Copy every line in the records below that contains the word "JSON".

>> Begin

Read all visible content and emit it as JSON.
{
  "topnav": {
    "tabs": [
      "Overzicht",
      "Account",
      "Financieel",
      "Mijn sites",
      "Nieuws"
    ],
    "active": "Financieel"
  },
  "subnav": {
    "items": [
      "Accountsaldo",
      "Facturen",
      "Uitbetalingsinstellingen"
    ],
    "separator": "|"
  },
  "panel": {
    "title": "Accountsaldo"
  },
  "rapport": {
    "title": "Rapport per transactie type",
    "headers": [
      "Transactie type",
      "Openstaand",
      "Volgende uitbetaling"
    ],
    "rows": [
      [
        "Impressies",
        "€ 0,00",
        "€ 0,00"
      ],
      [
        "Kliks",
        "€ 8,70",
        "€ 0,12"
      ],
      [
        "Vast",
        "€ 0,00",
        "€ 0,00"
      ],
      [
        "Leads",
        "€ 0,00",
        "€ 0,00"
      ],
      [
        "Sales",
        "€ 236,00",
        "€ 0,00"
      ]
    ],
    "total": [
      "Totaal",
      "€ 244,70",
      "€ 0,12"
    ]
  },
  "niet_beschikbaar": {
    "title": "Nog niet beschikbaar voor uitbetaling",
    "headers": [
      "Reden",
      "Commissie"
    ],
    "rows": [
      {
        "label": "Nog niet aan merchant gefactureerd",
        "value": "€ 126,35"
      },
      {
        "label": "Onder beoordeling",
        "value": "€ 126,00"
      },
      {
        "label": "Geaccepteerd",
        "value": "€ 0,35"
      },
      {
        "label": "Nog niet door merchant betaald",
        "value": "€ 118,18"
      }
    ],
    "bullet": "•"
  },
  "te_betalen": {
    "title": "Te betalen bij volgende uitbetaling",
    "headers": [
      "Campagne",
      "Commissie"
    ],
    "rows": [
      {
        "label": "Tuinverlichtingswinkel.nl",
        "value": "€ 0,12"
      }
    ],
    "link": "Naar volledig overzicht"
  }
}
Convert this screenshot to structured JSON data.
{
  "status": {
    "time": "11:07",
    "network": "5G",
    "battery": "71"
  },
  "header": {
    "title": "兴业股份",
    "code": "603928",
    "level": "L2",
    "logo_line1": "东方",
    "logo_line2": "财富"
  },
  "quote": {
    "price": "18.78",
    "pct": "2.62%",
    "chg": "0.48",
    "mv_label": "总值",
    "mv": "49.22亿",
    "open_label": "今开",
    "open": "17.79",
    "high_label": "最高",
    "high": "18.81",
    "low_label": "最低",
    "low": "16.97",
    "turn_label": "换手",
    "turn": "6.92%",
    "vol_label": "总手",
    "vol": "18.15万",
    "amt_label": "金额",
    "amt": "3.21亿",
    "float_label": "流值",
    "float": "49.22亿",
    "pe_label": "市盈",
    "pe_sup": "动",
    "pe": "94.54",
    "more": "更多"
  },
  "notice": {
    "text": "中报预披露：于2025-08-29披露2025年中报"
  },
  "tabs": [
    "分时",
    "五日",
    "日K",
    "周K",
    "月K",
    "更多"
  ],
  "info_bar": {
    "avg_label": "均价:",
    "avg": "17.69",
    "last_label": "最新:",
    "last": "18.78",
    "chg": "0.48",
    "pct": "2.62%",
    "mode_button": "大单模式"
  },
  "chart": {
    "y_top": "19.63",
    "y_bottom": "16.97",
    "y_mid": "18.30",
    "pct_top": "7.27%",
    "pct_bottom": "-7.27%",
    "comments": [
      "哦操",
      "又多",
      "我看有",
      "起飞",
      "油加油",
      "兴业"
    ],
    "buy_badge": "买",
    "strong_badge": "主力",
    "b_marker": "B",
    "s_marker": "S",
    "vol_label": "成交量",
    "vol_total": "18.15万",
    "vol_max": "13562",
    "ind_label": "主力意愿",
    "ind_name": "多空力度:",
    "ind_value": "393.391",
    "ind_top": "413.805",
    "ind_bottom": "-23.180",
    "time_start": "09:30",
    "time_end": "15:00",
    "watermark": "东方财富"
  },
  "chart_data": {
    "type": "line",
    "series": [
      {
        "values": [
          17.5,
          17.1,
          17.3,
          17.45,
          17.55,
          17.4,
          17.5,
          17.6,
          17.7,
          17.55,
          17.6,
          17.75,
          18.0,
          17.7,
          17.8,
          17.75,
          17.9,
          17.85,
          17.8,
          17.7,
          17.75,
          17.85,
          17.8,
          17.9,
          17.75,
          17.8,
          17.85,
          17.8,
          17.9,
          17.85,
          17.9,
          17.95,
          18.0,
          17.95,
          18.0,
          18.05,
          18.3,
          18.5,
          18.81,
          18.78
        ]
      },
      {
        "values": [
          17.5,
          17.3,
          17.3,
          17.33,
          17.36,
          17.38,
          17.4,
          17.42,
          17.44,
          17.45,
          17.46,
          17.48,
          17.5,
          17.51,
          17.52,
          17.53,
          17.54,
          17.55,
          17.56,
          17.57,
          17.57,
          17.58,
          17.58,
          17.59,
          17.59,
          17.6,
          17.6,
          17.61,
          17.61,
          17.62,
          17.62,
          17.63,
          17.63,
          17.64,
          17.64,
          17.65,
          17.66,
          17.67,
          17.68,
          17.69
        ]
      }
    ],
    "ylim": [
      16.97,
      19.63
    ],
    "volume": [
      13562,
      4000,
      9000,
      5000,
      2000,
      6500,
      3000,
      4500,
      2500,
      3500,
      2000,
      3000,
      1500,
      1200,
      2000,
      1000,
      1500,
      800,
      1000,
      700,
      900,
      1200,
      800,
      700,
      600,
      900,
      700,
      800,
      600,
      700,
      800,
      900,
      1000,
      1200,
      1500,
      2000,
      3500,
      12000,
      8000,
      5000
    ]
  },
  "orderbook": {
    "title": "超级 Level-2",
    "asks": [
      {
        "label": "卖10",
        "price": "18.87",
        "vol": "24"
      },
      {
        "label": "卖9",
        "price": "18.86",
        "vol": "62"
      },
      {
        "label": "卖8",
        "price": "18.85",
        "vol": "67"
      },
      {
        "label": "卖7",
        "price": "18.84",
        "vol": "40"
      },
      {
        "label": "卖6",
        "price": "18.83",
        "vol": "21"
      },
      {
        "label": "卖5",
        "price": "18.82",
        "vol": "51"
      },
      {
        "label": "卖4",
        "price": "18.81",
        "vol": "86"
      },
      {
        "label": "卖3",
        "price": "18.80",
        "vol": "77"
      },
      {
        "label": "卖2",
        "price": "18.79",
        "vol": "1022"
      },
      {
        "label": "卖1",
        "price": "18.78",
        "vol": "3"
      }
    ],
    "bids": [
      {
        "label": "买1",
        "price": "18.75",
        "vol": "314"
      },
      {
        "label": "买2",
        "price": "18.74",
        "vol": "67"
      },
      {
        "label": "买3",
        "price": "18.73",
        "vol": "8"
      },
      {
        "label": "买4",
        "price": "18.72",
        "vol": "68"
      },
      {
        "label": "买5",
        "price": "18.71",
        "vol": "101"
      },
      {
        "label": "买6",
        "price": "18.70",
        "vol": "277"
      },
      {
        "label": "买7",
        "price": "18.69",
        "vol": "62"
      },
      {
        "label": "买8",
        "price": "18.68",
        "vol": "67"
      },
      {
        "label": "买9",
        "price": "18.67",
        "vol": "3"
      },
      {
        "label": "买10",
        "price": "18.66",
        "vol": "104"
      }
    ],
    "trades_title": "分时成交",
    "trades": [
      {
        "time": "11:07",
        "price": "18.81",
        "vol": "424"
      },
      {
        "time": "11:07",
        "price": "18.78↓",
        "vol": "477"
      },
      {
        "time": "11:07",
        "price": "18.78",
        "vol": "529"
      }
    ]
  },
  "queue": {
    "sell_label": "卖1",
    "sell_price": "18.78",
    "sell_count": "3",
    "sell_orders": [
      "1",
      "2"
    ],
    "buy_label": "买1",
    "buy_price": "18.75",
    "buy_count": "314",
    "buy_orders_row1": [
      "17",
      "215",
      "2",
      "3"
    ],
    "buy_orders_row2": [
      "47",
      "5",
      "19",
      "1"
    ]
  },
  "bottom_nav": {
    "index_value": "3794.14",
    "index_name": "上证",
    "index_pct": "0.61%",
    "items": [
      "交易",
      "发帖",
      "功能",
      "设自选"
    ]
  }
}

>> End

Solved problem:
Read all visible content and emit it as JSON.
Convert this screenshot to structured JSON data.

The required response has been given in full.